Supplied data
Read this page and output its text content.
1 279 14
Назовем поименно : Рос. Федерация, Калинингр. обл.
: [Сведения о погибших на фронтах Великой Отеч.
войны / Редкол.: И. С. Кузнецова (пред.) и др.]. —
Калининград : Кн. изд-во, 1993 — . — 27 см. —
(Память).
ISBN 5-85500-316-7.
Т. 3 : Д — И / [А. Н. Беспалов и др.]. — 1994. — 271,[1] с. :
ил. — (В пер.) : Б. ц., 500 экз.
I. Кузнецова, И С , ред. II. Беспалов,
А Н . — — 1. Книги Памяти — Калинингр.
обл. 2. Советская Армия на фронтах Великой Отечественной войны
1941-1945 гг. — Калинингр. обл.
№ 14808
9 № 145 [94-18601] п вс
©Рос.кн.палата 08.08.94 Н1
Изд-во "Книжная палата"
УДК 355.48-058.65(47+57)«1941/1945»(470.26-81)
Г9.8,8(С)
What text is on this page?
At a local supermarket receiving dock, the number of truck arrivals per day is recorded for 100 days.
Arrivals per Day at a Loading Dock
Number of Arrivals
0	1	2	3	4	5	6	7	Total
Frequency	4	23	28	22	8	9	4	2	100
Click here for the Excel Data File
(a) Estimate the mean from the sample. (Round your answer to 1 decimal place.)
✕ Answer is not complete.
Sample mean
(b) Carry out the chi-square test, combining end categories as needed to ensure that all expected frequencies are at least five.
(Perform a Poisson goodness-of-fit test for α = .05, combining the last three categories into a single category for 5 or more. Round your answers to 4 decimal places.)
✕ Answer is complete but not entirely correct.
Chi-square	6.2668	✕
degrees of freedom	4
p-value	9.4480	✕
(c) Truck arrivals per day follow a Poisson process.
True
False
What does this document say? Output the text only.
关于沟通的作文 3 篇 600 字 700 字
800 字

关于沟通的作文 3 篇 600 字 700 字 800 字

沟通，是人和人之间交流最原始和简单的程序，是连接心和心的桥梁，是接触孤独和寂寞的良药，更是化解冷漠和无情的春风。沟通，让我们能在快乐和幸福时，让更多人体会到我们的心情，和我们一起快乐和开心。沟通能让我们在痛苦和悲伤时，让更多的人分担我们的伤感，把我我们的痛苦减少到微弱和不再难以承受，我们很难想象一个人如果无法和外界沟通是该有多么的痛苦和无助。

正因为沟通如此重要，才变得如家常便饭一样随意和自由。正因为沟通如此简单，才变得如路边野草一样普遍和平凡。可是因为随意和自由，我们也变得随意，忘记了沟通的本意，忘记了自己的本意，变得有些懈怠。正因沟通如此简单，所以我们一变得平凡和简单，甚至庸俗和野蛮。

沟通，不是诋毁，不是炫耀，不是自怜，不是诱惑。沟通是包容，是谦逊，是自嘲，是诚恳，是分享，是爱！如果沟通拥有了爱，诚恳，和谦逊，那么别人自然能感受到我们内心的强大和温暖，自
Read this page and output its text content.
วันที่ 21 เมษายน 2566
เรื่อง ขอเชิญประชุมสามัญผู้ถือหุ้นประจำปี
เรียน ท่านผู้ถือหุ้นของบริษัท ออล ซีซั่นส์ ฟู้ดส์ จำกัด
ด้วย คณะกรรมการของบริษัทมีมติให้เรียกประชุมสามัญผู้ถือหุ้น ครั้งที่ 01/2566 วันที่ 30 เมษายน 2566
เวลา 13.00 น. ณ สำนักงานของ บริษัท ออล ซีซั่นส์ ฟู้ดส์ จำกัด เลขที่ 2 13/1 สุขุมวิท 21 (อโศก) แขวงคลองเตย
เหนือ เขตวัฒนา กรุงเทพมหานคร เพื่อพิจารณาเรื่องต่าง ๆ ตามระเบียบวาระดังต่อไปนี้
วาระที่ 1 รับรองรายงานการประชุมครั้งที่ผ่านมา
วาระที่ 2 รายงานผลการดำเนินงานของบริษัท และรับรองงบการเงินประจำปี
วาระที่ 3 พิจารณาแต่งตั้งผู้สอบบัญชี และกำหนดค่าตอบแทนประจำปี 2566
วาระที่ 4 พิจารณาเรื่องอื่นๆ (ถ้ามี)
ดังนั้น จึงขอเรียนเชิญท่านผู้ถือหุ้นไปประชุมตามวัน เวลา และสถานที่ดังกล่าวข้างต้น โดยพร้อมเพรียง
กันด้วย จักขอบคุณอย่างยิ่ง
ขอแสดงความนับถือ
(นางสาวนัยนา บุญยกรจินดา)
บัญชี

Stated goal
Identify every line holding the word "your" and copy it out.

Response to the task
(a) Estimate the mean from the sample. (Round your answer to 1 decimal place.)
(Perform a Poisson goodness-of-fit test for α = .05, combining the last three categories into a single category for 5 or more. Round your answers to 4 decimal places.)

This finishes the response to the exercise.